# Exercise objective
Write the data out again, exactly as given.
── Dataset extract ──
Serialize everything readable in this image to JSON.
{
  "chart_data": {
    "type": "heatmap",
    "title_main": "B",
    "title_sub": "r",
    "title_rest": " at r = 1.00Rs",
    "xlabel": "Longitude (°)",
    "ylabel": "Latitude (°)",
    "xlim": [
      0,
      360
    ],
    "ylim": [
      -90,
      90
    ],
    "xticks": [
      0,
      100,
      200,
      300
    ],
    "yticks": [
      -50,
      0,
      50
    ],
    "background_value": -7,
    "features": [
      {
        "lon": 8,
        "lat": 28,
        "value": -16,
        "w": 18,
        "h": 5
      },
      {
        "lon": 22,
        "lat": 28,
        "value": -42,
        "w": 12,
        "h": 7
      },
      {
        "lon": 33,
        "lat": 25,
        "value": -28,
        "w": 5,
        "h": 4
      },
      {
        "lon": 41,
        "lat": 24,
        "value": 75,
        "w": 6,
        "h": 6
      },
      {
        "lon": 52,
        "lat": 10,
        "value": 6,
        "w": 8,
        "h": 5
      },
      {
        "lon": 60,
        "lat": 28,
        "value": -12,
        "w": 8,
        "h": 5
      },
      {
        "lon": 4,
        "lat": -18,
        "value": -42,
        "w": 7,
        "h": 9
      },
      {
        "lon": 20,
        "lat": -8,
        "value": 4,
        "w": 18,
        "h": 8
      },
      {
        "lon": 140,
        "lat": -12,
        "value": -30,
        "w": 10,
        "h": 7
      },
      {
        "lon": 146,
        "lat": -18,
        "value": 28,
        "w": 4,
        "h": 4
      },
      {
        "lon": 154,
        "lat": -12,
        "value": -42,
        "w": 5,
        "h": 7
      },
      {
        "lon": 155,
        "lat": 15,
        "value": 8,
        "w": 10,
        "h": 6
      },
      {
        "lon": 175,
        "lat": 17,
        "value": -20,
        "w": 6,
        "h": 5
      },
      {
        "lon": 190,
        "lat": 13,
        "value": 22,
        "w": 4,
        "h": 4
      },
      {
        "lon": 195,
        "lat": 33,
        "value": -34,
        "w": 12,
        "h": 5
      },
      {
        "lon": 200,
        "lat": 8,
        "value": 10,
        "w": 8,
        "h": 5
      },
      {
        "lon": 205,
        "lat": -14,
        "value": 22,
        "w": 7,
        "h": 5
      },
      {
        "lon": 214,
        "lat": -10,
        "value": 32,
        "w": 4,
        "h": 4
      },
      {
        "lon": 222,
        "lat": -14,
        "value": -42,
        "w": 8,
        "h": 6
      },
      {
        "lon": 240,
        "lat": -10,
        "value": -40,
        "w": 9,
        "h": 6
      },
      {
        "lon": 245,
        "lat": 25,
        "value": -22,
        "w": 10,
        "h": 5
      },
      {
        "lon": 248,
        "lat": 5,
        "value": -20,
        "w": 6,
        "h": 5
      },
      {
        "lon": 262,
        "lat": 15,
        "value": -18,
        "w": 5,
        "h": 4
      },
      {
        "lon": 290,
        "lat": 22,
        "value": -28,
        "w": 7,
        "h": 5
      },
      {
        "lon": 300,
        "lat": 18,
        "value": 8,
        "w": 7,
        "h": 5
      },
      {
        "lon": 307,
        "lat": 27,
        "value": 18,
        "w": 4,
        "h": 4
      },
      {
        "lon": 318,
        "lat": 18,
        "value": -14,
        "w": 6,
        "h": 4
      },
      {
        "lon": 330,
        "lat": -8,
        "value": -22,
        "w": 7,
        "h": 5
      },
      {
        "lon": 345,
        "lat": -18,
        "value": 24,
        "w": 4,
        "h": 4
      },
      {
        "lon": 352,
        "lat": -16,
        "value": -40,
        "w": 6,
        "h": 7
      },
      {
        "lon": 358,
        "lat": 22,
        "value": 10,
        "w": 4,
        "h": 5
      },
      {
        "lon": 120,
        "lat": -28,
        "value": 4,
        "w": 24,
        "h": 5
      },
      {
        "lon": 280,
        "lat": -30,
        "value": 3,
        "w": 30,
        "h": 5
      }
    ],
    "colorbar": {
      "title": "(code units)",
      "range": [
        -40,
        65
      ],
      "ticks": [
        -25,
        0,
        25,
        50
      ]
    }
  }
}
───
# Reply to the task
Serialize everything readable in this image to JSON.
{
  "chart_data": {
    "type": "heatmap",
    "title_main": "B",
    "title_sub": "r",
    "title_rest": " at r = 1.00Rs",
    "xlabel": "Longitude (°)",
    "ylabel": "Latitude (°)",
    "xlim": [
      0,
      360
    ],
    "ylim": [
      -90,
      90
    ],
    "xticks": [
      0,
      100,
      200,
      300
    ],
    "yticks": [
      -50,
      0,
      50
    ],
    "background_value": -7,
    "features": [
      {
        "lon": 8,
        "lat": 28,
        "value": -16,
        "w": 18,
        "h": 5
      },
      {
        "lon": 22,
        "lat": 28,
        "value": -42,
        "w": 12,
        "h": 7
      },
      {
        "lon": 33,
        "lat": 25,
        "value": -28,
        "w": 5,
        "h": 4
      },
      {
        "lon": 41,
        "lat": 24,
        "value": 75,
        "w": 6,
        "h": 6
      },
      {
        "lon": 52,
        "lat": 10,
        "value": 6,
        "w": 8,
        "h": 5
      },
      {
        "lon": 60,
        "lat": 28,
        "value": -12,
        "w": 8,
        "h": 5
      },
      {
        "lon": 4,
        "lat": -18,
        "value": -42,
        "w": 7,
        "h": 9
      },
      {
        "lon": 20,
        "lat": -8,
        "value": 4,
        "w": 18,
        "h": 8
      },
      {
        "lon": 140,
        "lat": -12,
        "value": -30,
        "w": 10,
        "h": 7
      },
      {
        "lon": 146,
        "lat": -18,
        "value": 28,
        "w": 4,
        "h": 4
      },
      {
        "lon": 154,
        "lat": -12,
        "value": -42,
        "w": 5,
        "h": 7
      },
      {
        "lon": 155,
        "lat": 15,
        "value": 8,
        "w": 10,
        "h": 6
      },
      {
        "lon": 175,
        "lat": 17,
        "value": -20,
        "w": 6,
        "h": 5
      },
      {
        "lon": 190,
        "lat": 13,
        "value": 22,
        "w": 4,
        "h": 4
      },
      {
        "lon": 195,
        "lat": 33,
        "value": -34,
        "w": 12,
        "h": 5
      },
      {
        "lon": 200,
        "lat": 8,
        "value": 10,
        "w": 8,
        "h": 5
      },
      {
        "lon": 205,
        "lat": -14,
        "value": 22,
        "w": 7,
        "h": 5
      },
      {
        "lon": 214,
        "lat": -10,
        "value": 32,
        "w": 4,
        "h": 4
      },
      {
        "lon": 222,
        "lat": -14,
        "value": -42,
        "w": 8,
        "h": 6
      },
      {
        "lon": 240,
        "lat": -10,
        "value": -40,
        "w": 9,
        "h": 6
      },
      {
        "lon": 245,
        "lat": 25,
        "value": -22,
        "w": 10,
        "h": 5
      },
      {
        "lon": 248,
        "lat": 5,
        "value": -20,
        "w": 6,
        "h": 5
      },
      {
        "lon": 262,
        "lat": 15,
        "value": -18,
        "w": 5,
        "h": 4
      },
      {
        "lon": 290,
        "lat": 22,
        "value": -28,
        "w": 7,
        "h": 5
      },
      {
        "lon": 300,
        "lat": 18,
        "value": 8,
        "w": 7,
        "h": 5
      },
      {
        "lon": 307,
        "lat": 27,
        "value": 18,
        "w": 4,
        "h": 4
      },
      {
        "lon": 318,
        "lat": 18,
        "value": -14,
        "w": 6,
        "h": 4
      },
      {
        "lon": 330,
        "lat": -8,
        "value": -22,
        "w": 7,
        "h": 5
      },
      {
        "lon": 345,
        "lat": -18,
        "value": 24,
        "w": 4,
        "h": 4
      },
      {
        "lon": 352,
        "lat": -16,
        "value": -40,
        "w": 6,
        "h": 7
      },
      {
        "lon": 358,
        "lat": 22,
        "value": 10,
        "w": 4,
        "h": 5
      },
      {
        "lon": 120,
        "lat": -28,
        "value": 4,
        "w": 24,
        "h": 5
      },
      {
        "lon": 280,
        "lat": -30,
        "value": 3,
        "w": 30,
        "h": 5
      }
    ],
    "colorbar": {
      "title": "(code units)",
      "range": [
        -40,
        65
      ],
      "ticks": [
        -25,
        0,
        25,
        50
      ]
    }
  }
}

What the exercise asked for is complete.